━━ DATA FOR PROCESSING
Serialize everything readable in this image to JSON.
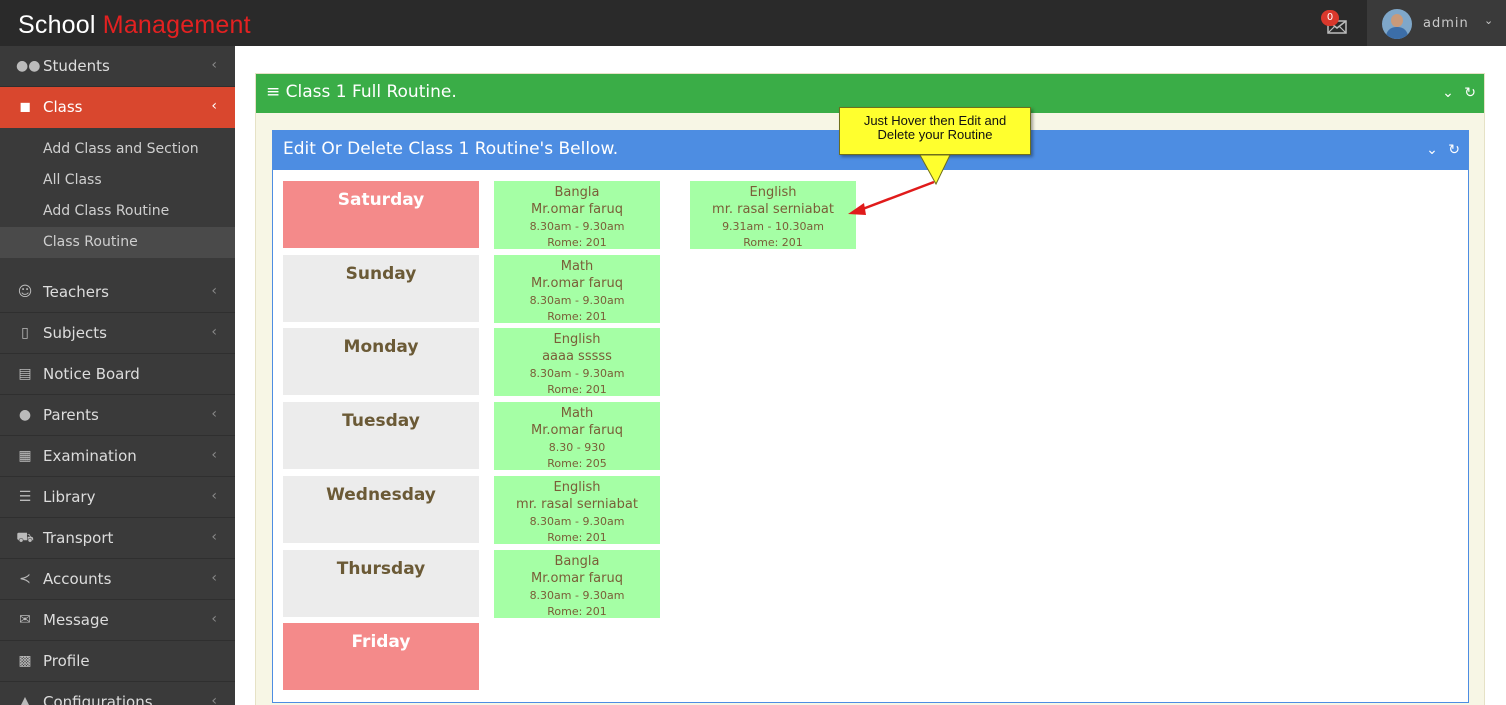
{
  "app": {
    "logo_part1": "School ",
    "logo_part2": "Management",
    "brand_accent": "#e32121"
  },
  "topbar": {
    "mail_icon": "envelope-icon",
    "mail_count": "0",
    "username": "admin",
    "user_menu_icon": "chevron-down-icon"
  },
  "sidebar": {
    "items": [
      {
        "label": "Students",
        "icon": "users-icon"
      },
      {
        "label": "Class",
        "icon": "cubes-icon",
        "active": true
      },
      {
        "label": "Teachers",
        "icon": "user-outline-icon"
      },
      {
        "label": "Subjects",
        "icon": "book-icon"
      },
      {
        "label": "Notice Board",
        "icon": "clipboard-icon"
      },
      {
        "label": "Parents",
        "icon": "user-icon"
      },
      {
        "label": "Examination",
        "icon": "table-icon"
      },
      {
        "label": "Library",
        "icon": "bars-icon"
      },
      {
        "label": "Transport",
        "icon": "truck-icon"
      },
      {
        "label": "Accounts",
        "icon": "share-icon"
      },
      {
        "label": "Message",
        "icon": "envelope-open-icon"
      },
      {
        "label": "Profile",
        "icon": "qrcode-icon"
      },
      {
        "label": "Configurations",
        "icon": "graduation-cap-icon"
      }
    ],
    "class_submenu": [
      {
        "label": "Add Class and Section"
      },
      {
        "label": "All Class"
      },
      {
        "label": "Add Class Routine"
      },
      {
        "label": "Class Routine",
        "current": true
      }
    ]
  },
  "outer_panel": {
    "title": "Class 1 Full Routine.",
    "color": "#3aad47"
  },
  "inner_panel": {
    "title": "Edit Or Delete Class 1 Routine's Bellow.",
    "color": "#4d8de2"
  },
  "routine": {
    "days": [
      {
        "name": "Saturday",
        "weekend": true
      },
      {
        "name": "Sunday",
        "weekend": false
      },
      {
        "name": "Monday",
        "weekend": false
      },
      {
        "name": "Tuesday",
        "weekend": false
      },
      {
        "name": "Wednesday",
        "weekend": false
      },
      {
        "name": "Thursday",
        "weekend": false
      },
      {
        "name": "Friday",
        "weekend": true
      }
    ],
    "slots": [
      [
        {
          "subject": "Bangla",
          "teacher": "Mr.omar faruq",
          "time": "8.30am - 9.30am",
          "room": "Rome: 201"
        },
        {
          "subject": "English",
          "teacher": "mr. rasal serniabat",
          "time": "9.31am - 10.30am",
          "room": "Rome: 201"
        }
      ],
      [
        {
          "subject": "Math",
          "teacher": "Mr.omar faruq",
          "time": "8.30am - 9.30am",
          "room": "Rome: 201"
        }
      ],
      [
        {
          "subject": "English",
          "teacher": "aaaa sssss",
          "time": "8.30am - 9.30am",
          "room": "Rome: 201"
        }
      ],
      [
        {
          "subject": "Math",
          "teacher": "Mr.omar faruq",
          "time": "8.30 - 930",
          "room": "Rome: 205"
        }
      ],
      [
        {
          "subject": "English",
          "teacher": "mr. rasal serniabat",
          "time": "8.30am - 9.30am",
          "room": "Rome: 201"
        }
      ],
      [
        {
          "subject": "Bangla",
          "teacher": "Mr.omar faruq",
          "time": "8.30am - 9.30am",
          "room": "Rome: 201"
        }
      ],
      []
    ],
    "weekend_color": "#f48a8a",
    "slot_color": "#a5ffa5"
  },
  "callout": {
    "line1": "Just Hover then Edit and",
    "line2": "Delete your Routine",
    "color": "#ffff2e",
    "arrow_color": "#e01b1b"
  }
}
━━━━
* GOAL OF THE EXERCISE *
Omit the pictures and reproduce the listing exactly.

* RESULT FOR THIS TASK *
Serialize everything readable in this image to JSON.
{
  "app": {
    "logo_part1": "School ",
    "logo_part2": "Management",
    "brand_accent": "#e32121"
  },
  "topbar": {
    "mail_icon": "envelope-icon",
    "mail_count": "0",
    "username": "admin",
    "user_menu_icon": "chevron-down-icon"
  },
  "sidebar": {
    "items": [
      {
        "label": "Students",
        "icon": "users-icon"
      },
      {
        "label": "Class",
        "icon": "cubes-icon",
        "active": true
      },
      {
        "label": "Teachers",
        "icon": "user-outline-icon"
      },
      {
        "label": "Subjects",
        "icon": "book-icon"
      },
      {
        "label": "Notice Board",
        "icon": "clipboard-icon"
      },
      {
        "label": "Parents",
        "icon": "user-icon"
      },
      {
        "label": "Examination",
        "icon": "table-icon"
      },
      {
        "label": "Library",
        "icon": "bars-icon"
      },
      {
        "label": "Transport",
        "icon": "truck-icon"
      },
      {
        "label": "Accounts",
        "icon": "share-icon"
      },
      {
        "label": "Message",
        "icon": "envelope-open-icon"
      },
      {
        "label": "Profile",
        "icon": "qrcode-icon"
      },
      {
        "label": "Configurations",
        "icon": "graduation-cap-icon"
      }
    ],
    "class_submenu": [
      {
        "label": "Add Class and Section"
      },
      {
        "label": "All Class"
      },
      {
        "label": "Add Class Routine"
      },
      {
        "label": "Class Routine",
        "current": true
      }
    ]
  },
  "outer_panel": {
    "title": "Class 1 Full Routine.",
    "color": "#3aad47"
  },
  "inner_panel": {
    "title": "Edit Or Delete Class 1 Routine's Bellow.",
    "color": "#4d8de2"
  },
  "routine": {
    "days": [
      {
        "name": "Saturday",
        "weekend": true
      },
      {
        "name": "Sunday",
        "weekend": false
      },
      {
        "name": "Monday",
        "weekend": false
      },
      {
        "name": "Tuesday",
        "weekend": false
      },
      {
        "name": "Wednesday",
        "weekend": false
      },
      {
        "name": "Thursday",
        "weekend": false
      },
      {
        "name": "Friday",
        "weekend": true
      }
    ],
    "slots": [
      [
        {
          "subject": "Bangla",
          "teacher": "Mr.omar faruq",
          "time": "8.30am - 9.30am",
          "room": "Rome: 201"
        },
        {
          "subject": "English",
          "teacher": "mr. rasal serniabat",
          "time": "9.31am - 10.30am",
          "room": "Rome: 201"
        }
      ],
      [
        {
          "subject": "Math",
          "teacher": "Mr.omar faruq",
          "time": "8.30am - 9.30am",
          "room": "Rome: 201"
        }
      ],
      [
        {
          "subject": "English",
          "teacher": "aaaa sssss",
          "time": "8.30am - 9.30am",
          "room": "Rome: 201"
        }
      ],
      [
        {
          "subject": "Math",
          "teacher": "Mr.omar faruq",
          "time": "8.30 - 930",
          "room": "Rome: 205"
        }
      ],
      [
        {
          "subject": "English",
          "teacher": "mr. rasal serniabat",
          "time": "8.30am - 9.30am",
          "room": "Rome: 201"
        }
      ],
      [
        {
          "subject": "Bangla",
          "teacher": "Mr.omar faruq",
          "time": "8.30am - 9.30am",
          "room": "Rome: 201"
        }
      ],
      []
    ],
    "weekend_color": "#f48a8a",
    "slot_color": "#a5ffa5"
  },
  "callout": {
    "line1": "Just Hover then Edit and",
    "line2": "Delete your Routine",
    "color": "#ffff2e",
    "arrow_color": "#e01b1b"
  }
}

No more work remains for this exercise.